## REQUIREMENT
From the listing below, extract each line containing the string "this".

— START OF PROVIDED DATA —

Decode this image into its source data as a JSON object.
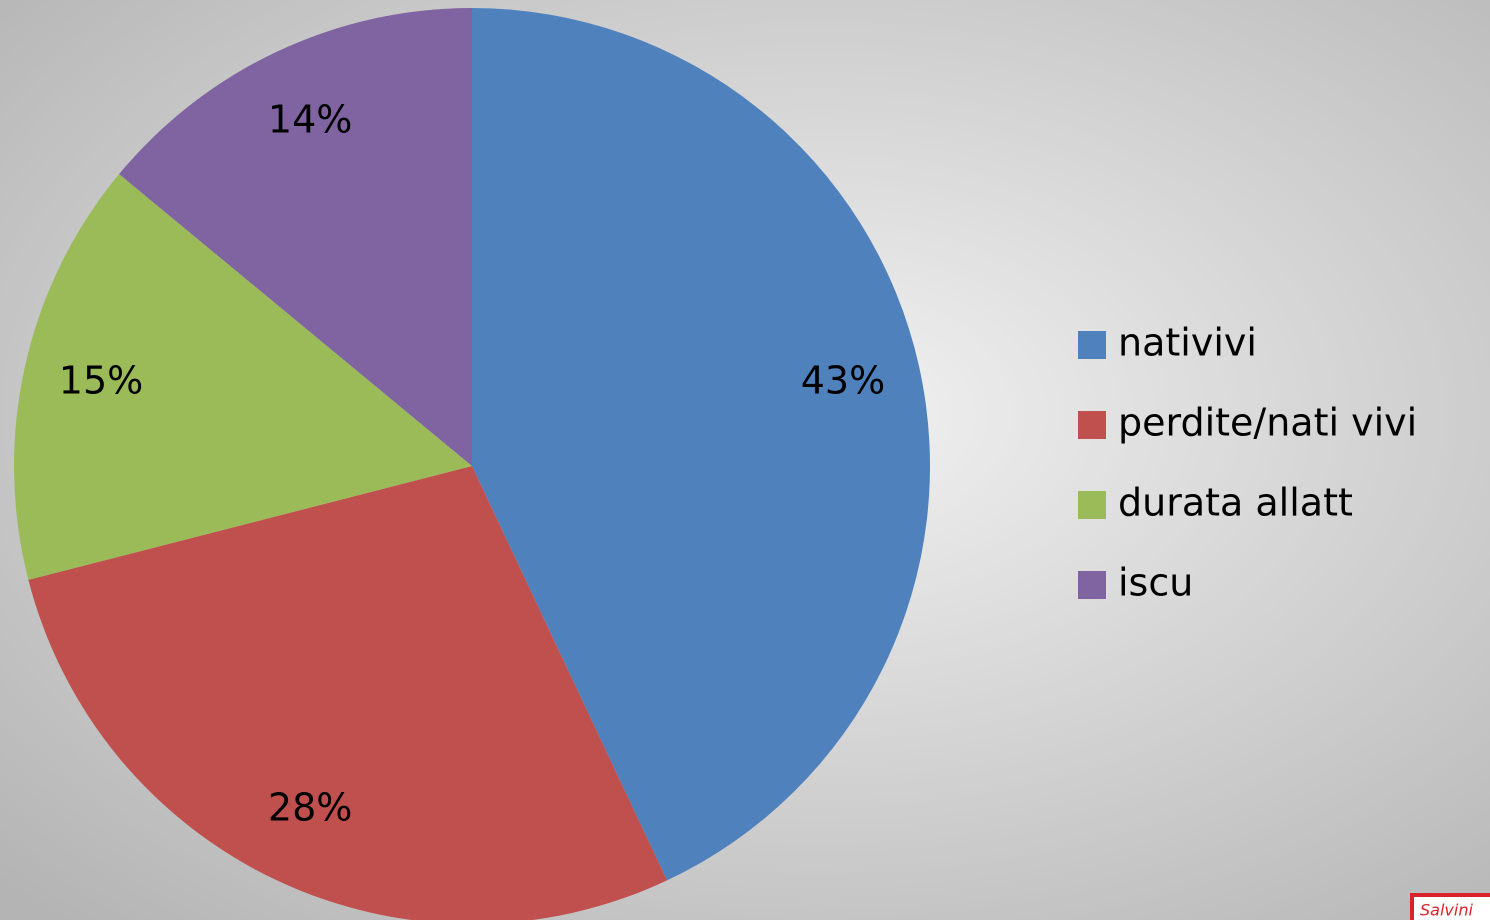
{
  "chart_data": {
    "type": "pie",
    "categories": [
      "nativivi",
      "perdite/nati vivi",
      "durata allatt",
      "iscu"
    ],
    "values": [
      43,
      28,
      15,
      14
    ],
    "value_labels": [
      "43%",
      "28%",
      "15%",
      "14%"
    ],
    "colors": [
      "#4f81bd",
      "#c0504d",
      "#9bbb59",
      "#8064a2"
    ],
    "legend": "right"
  },
  "logo": "Salvini"
}
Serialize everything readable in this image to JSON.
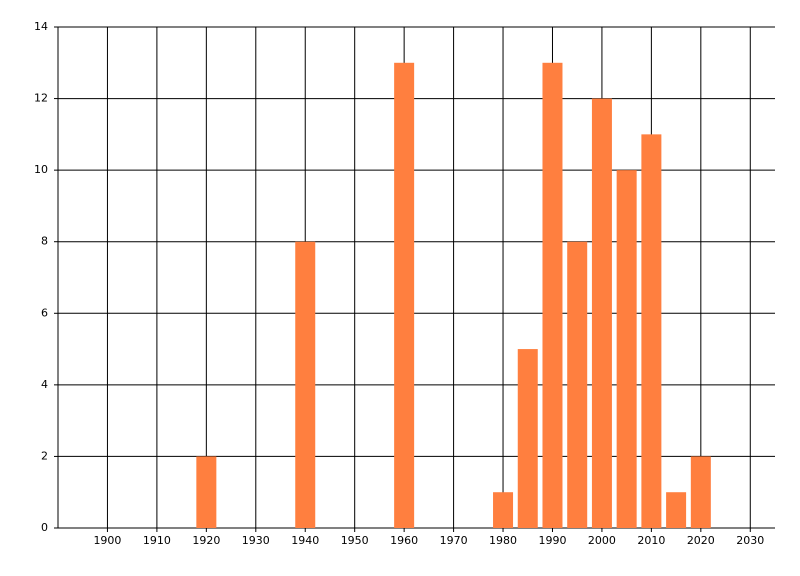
{
  "chart_data": {
    "type": "bar",
    "x": [
      1920,
      1940,
      1960,
      1980,
      1985,
      1990,
      1995,
      2000,
      2005,
      2010,
      2015,
      2020
    ],
    "values": [
      2,
      8,
      13,
      1,
      5,
      13,
      8,
      12,
      10,
      11,
      1,
      2
    ],
    "color": "#ff7f3f",
    "xlim": [
      1890,
      2035
    ],
    "xticks": [
      1900,
      1910,
      1920,
      1930,
      1940,
      1950,
      1960,
      1970,
      1980,
      1990,
      2000,
      2010,
      2020,
      2030
    ],
    "ylim": [
      0,
      14
    ],
    "yticks": [
      0,
      2,
      4,
      6,
      8,
      10,
      12,
      14
    ],
    "grid": true
  }
}
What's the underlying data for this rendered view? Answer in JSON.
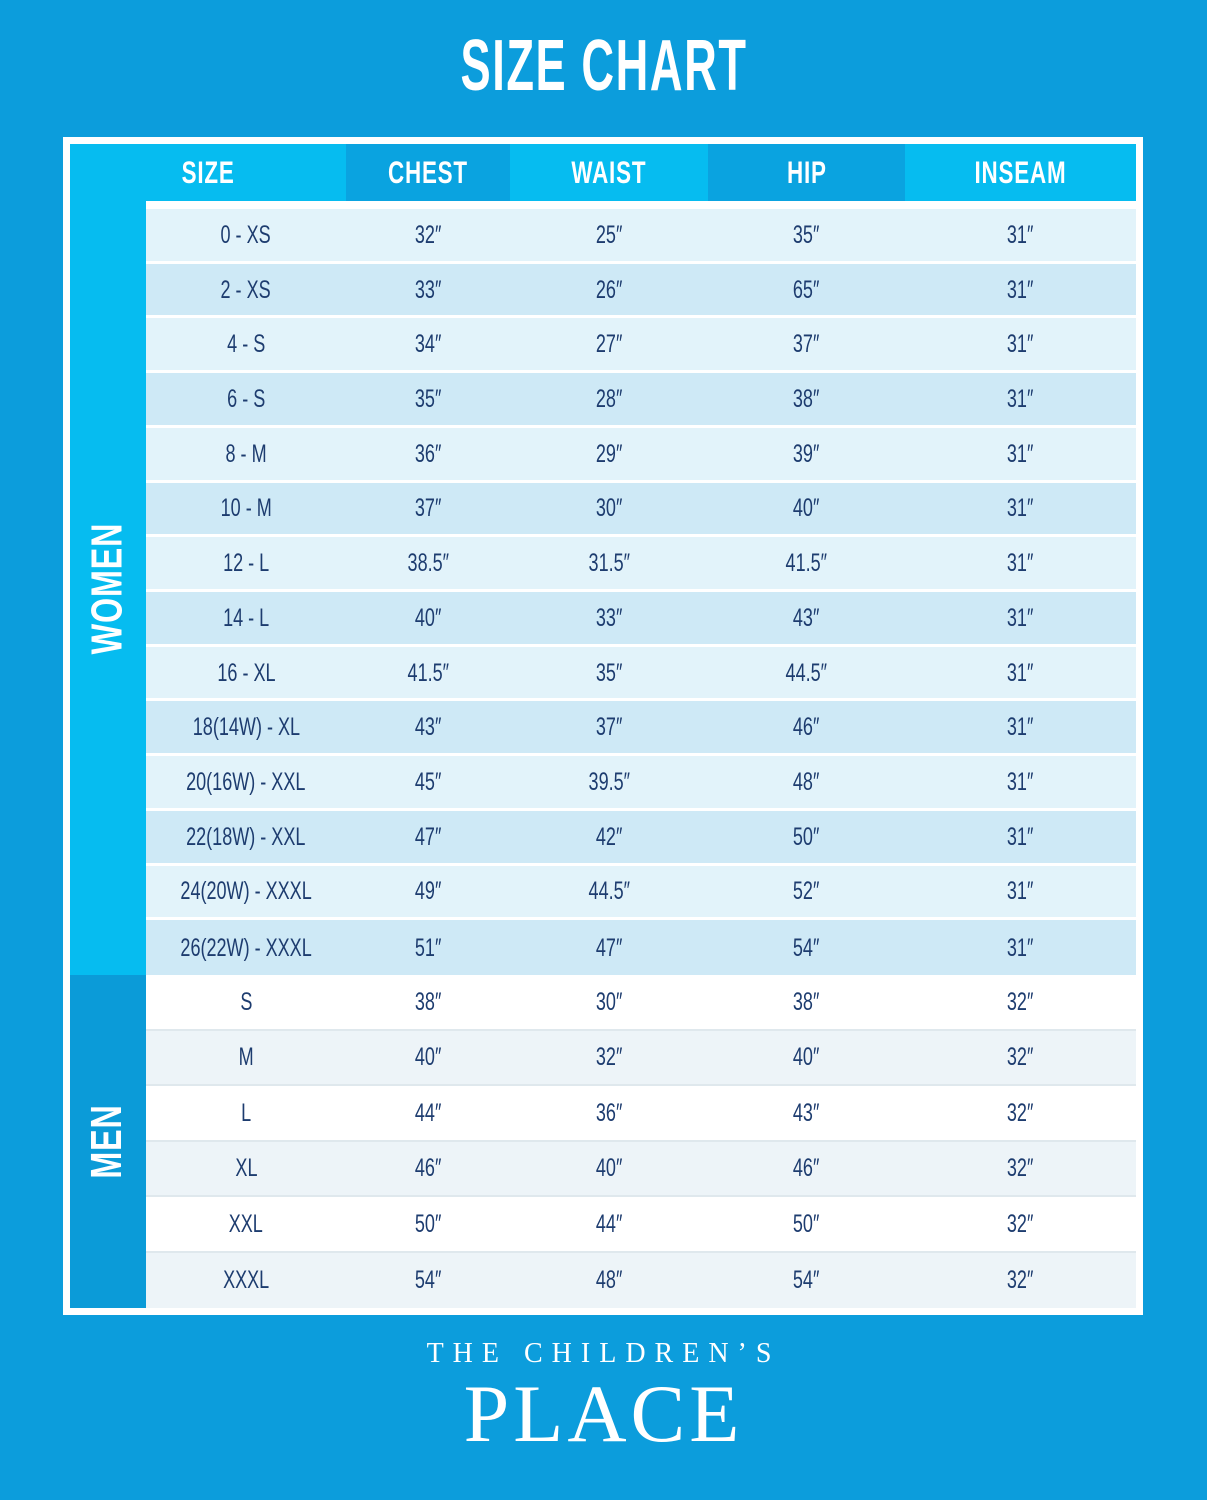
{
  "title": "SIZE CHART",
  "table": {
    "columns": [
      "SIZE",
      "CHEST",
      "WAIST",
      "HIP",
      "INSEAM"
    ],
    "sections": [
      {
        "label": "WOMEN",
        "rows": [
          [
            "0 - XS",
            "32″",
            "25″",
            "35″",
            "31″"
          ],
          [
            "2 - XS",
            "33″",
            "26″",
            "65″",
            "31″"
          ],
          [
            "4 - S",
            "34″",
            "27″",
            "37″",
            "31″"
          ],
          [
            "6 - S",
            "35″",
            "28″",
            "38″",
            "31″"
          ],
          [
            "8 - M",
            "36″",
            "29″",
            "39″",
            "31″"
          ],
          [
            "10 - M",
            "37″",
            "30″",
            "40″",
            "31″"
          ],
          [
            "12 - L",
            "38.5″",
            "31.5″",
            "41.5″",
            "31″"
          ],
          [
            "14 - L",
            "40″",
            "33″",
            "43″",
            "31″"
          ],
          [
            "16 - XL",
            "41.5″",
            "35″",
            "44.5″",
            "31″"
          ],
          [
            "18(14W) - XL",
            "43″",
            "37″",
            "46″",
            "31″"
          ],
          [
            "20(16W) - XXL",
            "45″",
            "39.5″",
            "48″",
            "31″"
          ],
          [
            "22(18W) - XXL",
            "47″",
            "42″",
            "50″",
            "31″"
          ],
          [
            "24(20W) - XXXL",
            "49″",
            "44.5″",
            "52″",
            "31″"
          ],
          [
            "26(22W) - XXXL",
            "51″",
            "47″",
            "54″",
            "31″"
          ]
        ]
      },
      {
        "label": "MEN",
        "rows": [
          [
            "S",
            "38″",
            "30″",
            "38″",
            "32″"
          ],
          [
            "M",
            "40″",
            "32″",
            "40″",
            "32″"
          ],
          [
            "L",
            "44″",
            "36″",
            "43″",
            "32″"
          ],
          [
            "XL",
            "46″",
            "40″",
            "46″",
            "32″"
          ],
          [
            "XXL",
            "50″",
            "44″",
            "50″",
            "32″"
          ],
          [
            "XXXL",
            "54″",
            "48″",
            "54″",
            "32″"
          ]
        ]
      }
    ]
  },
  "logo": {
    "line1": "THE CHILDREN’S",
    "line2": "PLACE"
  },
  "colors": {
    "background": "#0C9DDC",
    "header_light": "#06BCF0",
    "header_dark": "#0AA3E0",
    "men_sidebar": "#0B9BD8",
    "women_row_light": "#E2F3FA",
    "women_row_dark": "#CEE9F6",
    "men_row_light": "#FFFFFF",
    "men_row_dark": "#EDF4F8",
    "cell_text": "#1D3C6F"
  }
}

— END OF PROVIDED DATA —

## ANSWER TO THE EXERCISE
Decode this image into its source data as a JSON object.
Serialize everything readable in this image to JSON.
What's the underlying data for this rendered view? Answer in JSON.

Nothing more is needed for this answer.